— Begin QUOTED TEXT —

Why We Homeschool

Handwriting... it's over-rated!

We have people ask us (directly or indirectly so) often, “Why homeschool?”… often followed by a reference to socialization…. or “I could never do that”… the list continues. The answer is simple but multifaceted.Β  Before I explain a couple of the reasons we chose this path, let me say that we do not believe homeschooling is the best choice for all people. There are those circumstances that simply won’t allow it. While we lived in NE Georgia, our children went to our small, public school. It was “Christian” in many ways although it was public. We loved many of the teachers and I am very thankful for that portion of children’s education.

My husband (who has a PhD- had public and secular education all the way through) and I (public & secular education here too) decided pretty early on to pull our kids out when they reached middle school age and homeschool. Reason? Basically because most middle schools are less than successful educationally speaking and seem to produce hormonally driven robots. Once our oldest son aged out of our little primary school he went on to an intermediate school. The school was a good school… I’d say a really good school. What we saw and heard looked a little more like what we thought middle school would look like than we were comfortable with.

One day I was looking at a Christian Book Distributor’s catalog and was admiring a new series. It was a series of biographies on heroes of our faith… William Carey, Eric Liddell, Annie Armstrong… true heroes. I was thinking, “I sure would like to buy that entire series for Boy1.”… Later that same day, Boy1 came home telling me about a book he was reading that (in my opinion) was just junk. Not sinful, not evil… just junk. It clicked! The public school (however well intended) was controlling what went in my child’s mind. The school is directing my child in his worldview. We were not willing to give that up. Our son finished out his 3rd grade year and has been home since. I can not, in good conscience before my God, hand my child’s mind to the world.

But what about socialization!? I like to hit this head on. Are there homeschooled kids who are not socialized? YES! There are. Are there public school kids who have problems with socialization? YES! There are. What about private schooled kids… Yep… there too. Many parents who have chosen homeschooling will let you know that they are deliberately avoiding the “socialization” the school is providing. Many homeschooled children are involved in other activities such as sports, music programs, church, co-ops and such. There are many opportunities for proper socialization.

— End QUOTED TEXT —
— Begin PROVIDED MATERIAL —

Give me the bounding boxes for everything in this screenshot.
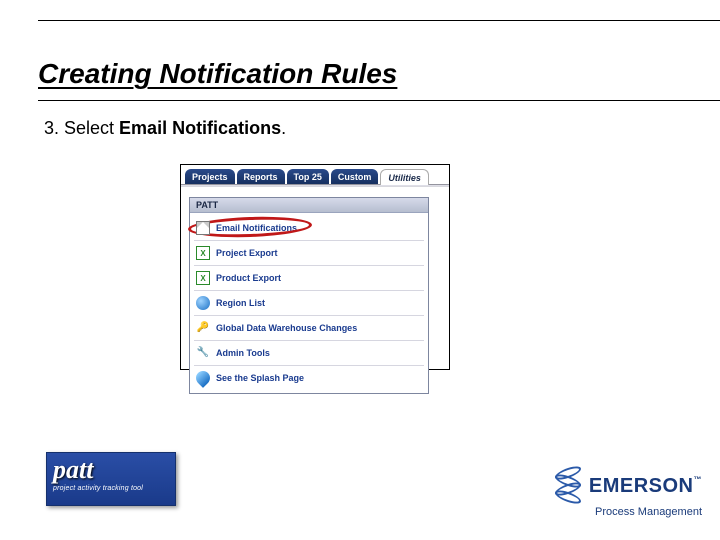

— End PROVIDED MATERIAL —

Extend the homeschooling post past its last paragraph, keeping the same voice. The data here was drawn from a separate source.

I was asked out at the ball field one night if homeschooled kids could ACTUALLY go to college. Honest, I tried not to laugh out loud. You can read here about how homeschoolers are sought after by colleges. When you cater an education for a child, you can push ahead, you can pull back… it’s a specially designed educational program suited for the gifts and talents of your child. Homeschooling is a lifestyle. We are in a (semi)constant state of learning. Education around the lunch table, driving to the grocery, during the summer (don’t tell our kids)… a lifestyle of learning. “Yes, ma’am… homeschoolers CAN go to college.”

“I could NEVER do that”… Yep. I said that too! (several times)… Is it hard? YES! Is it confusing? Often. Are there days I would love to send my kids on a bus to the nearest school? YES! Is it worth it? YES! I have to remind myself often WHY we do this. I realize more and more as time goes on that the academics is such a small part. We are by no means anti-academic. We’re the opposite if anything. But my child’s heart. Can I protect, guard, and encourage his/her heart. Will they look more like Christ in the end? Will he/she want to live his/her life for the kingdom… books, education, knowledge… that is simply a tool the Lord uses. If they all end up Merit scholars with full rides to Harvard, are recognized by the world as scholars and I loose their hearts… I’m a failure. It’s all about Jesus.

I was talking with Boy1 the other day about guarding his heart, protecting his mind, staying pure. I tried as best I could to explain how difficult it would be… and that it would get more difficult as he ages… but I promised him (and I’m sure of it)… “It will be worth it”… Yes. Being a crazy homeschool mom is hard. It makes me crazy. It makes me cry. It makes me laugh. It makes me pray. It makes me thankful. I’m blessed to spend these days with my children… I’m a mom. That’s my job.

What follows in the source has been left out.